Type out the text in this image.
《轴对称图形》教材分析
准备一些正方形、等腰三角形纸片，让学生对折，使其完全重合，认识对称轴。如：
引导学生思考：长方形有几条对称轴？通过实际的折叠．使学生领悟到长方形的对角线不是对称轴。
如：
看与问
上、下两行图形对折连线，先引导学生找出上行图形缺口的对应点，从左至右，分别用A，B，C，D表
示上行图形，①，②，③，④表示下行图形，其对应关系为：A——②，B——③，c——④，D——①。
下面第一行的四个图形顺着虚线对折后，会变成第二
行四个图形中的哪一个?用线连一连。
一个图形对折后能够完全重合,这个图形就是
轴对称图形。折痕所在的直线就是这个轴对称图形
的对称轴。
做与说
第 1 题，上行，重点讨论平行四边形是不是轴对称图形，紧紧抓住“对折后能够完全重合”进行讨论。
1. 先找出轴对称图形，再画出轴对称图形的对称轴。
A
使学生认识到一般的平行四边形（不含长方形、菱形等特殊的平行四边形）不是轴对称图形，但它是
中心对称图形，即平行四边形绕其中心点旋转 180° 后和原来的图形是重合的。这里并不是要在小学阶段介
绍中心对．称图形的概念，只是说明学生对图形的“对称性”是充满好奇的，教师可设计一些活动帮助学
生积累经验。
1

* * *

• [Task objective]: Give a word-for-word copy of the records.

• [Written reply]:
Type out the text in this image.
《轴对称图形》教材分析
准备一些正方形、等腰三角形纸片，让学生对折，使其完全重合，认识对称轴。如：
引导学生思考：长方形有几条对称轴？通过实际的折叠．使学生领悟到长方形的对角线不是对称轴。
如：
看与问
上、下两行图形对折连线，先引导学生找出上行图形缺口的对应点，从左至右，分别用A，B，C，D表
示上行图形，①，②，③，④表示下行图形，其对应关系为：A——②，B——③，c——④，D——①。
下面第一行的四个图形顺着虚线对折后，会变成第二
行四个图形中的哪一个?用线连一连。
一个图形对折后能够完全重合,这个图形就是
轴对称图形。折痕所在的直线就是这个轴对称图形
的对称轴。
做与说
第 1 题，上行，重点讨论平行四边形是不是轴对称图形，紧紧抓住“对折后能够完全重合”进行讨论。
1. 先找出轴对称图形，再画出轴对称图形的对称轴。
A
使学生认识到一般的平行四边形（不含长方形、菱形等特殊的平行四边形）不是轴对称图形，但它是
中心对称图形，即平行四边形绕其中心点旋转 180° 后和原来的图形是重合的。这里并不是要在小学阶段介
绍中心对．称图形的概念，只是说明学生对图形的“对称性”是充满好奇的，教师可设计一些活动帮助学
生积累经验。
1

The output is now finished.